Omit every picture and write out the rest of the records exactly.

******

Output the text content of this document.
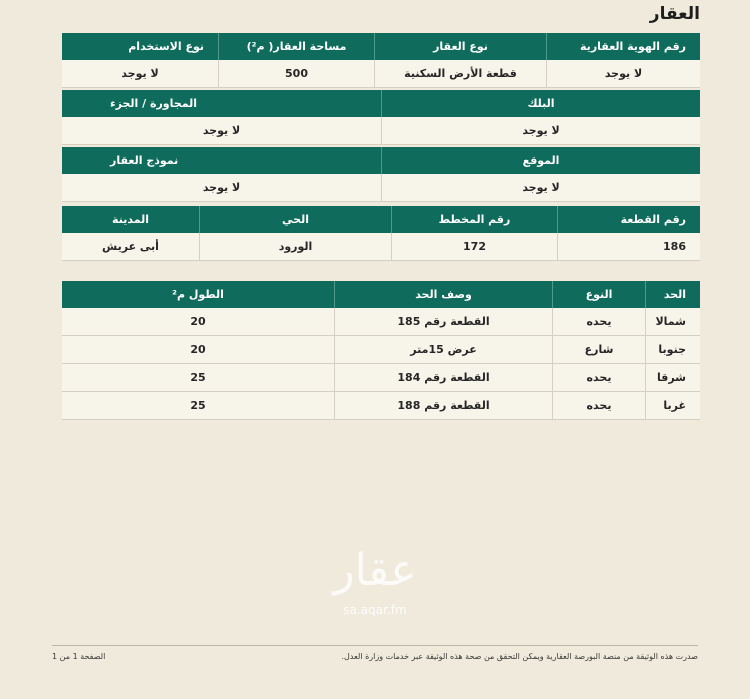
العقار
رقم الهوية العقارية
نوع العقار
مساحة العقار( م²)
نوع الاستخدام
لا يوجد
قطعة الأرض السكنية
500
لا يوجد
البلك
المجاورة / الجزء
لا يوجد
لا يوجد
الموقع
نموذج العقار
لا يوجد
لا يوجد
رقم القطعة
رقم المخطط
الحي
المدينة
186
172
الورود
أبى عريش
الحد
النوع
وصف الحد
الطول م²
شمالا
يحده
القطعة رقم 185
20
جنوبا
شارع
عرض 15متر
20
شرقا
يحده
القطعة رقم 184
25
غربا
يحده
القطعة رقم 188
25
عقار
sa.aqar.fm
صدرت هذه الوثيقة من منصة البورصة العقارية ويمكن التحقق من صحة هذه الوثيقة عبر خدمات وزارة العدل.
الصفحة 1 من 1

******

▸ Answer for the task:
Output the text content of this document.
العقار
رقم الهوية العقارية
نوع العقار
مساحة العقار( م²)
نوع الاستخدام
لا يوجد
قطعة الأرض السكنية
500
لا يوجد
البلك
المجاورة / الجزء
لا يوجد
لا يوجد
الموقع
نموذج العقار
لا يوجد
لا يوجد
رقم القطعة
رقم المخطط
الحي
المدينة
186
172
الورود
أبى عريش
الحد
النوع
وصف الحد
الطول م²
شمالا
يحده
القطعة رقم 185
20
جنوبا
شارع
عرض 15متر
20
شرقا
يحده
القطعة رقم 184
25
غربا
يحده
القطعة رقم 188
25
عقار
sa.aqar.fm
صدرت هذه الوثيقة من منصة البورصة العقارية ويمكن التحقق من صحة هذه الوثيقة عبر خدمات وزارة العدل.
الصفحة 1 من 1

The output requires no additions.